### SHORT PROBLEM
List, from the lines below, each one with "description" in it.

Start ROWS

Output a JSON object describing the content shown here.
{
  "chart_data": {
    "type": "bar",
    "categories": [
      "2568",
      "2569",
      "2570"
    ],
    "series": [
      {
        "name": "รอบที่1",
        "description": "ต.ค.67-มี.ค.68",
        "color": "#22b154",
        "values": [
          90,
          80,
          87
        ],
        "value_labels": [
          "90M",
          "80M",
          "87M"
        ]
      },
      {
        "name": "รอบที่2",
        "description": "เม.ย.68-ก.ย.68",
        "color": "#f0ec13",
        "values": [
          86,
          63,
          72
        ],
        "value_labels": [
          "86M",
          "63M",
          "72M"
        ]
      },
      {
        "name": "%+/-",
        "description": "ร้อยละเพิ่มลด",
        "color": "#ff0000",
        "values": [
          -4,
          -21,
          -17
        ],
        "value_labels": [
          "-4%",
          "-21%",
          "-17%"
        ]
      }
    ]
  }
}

End ROWS

### FULL SOLUTION
        "description": "ต.ค.67-มี.ค.68",
        "description": "เม.ย.68-ก.ย.68",
        "description": "ร้อยละเพิ่มลด",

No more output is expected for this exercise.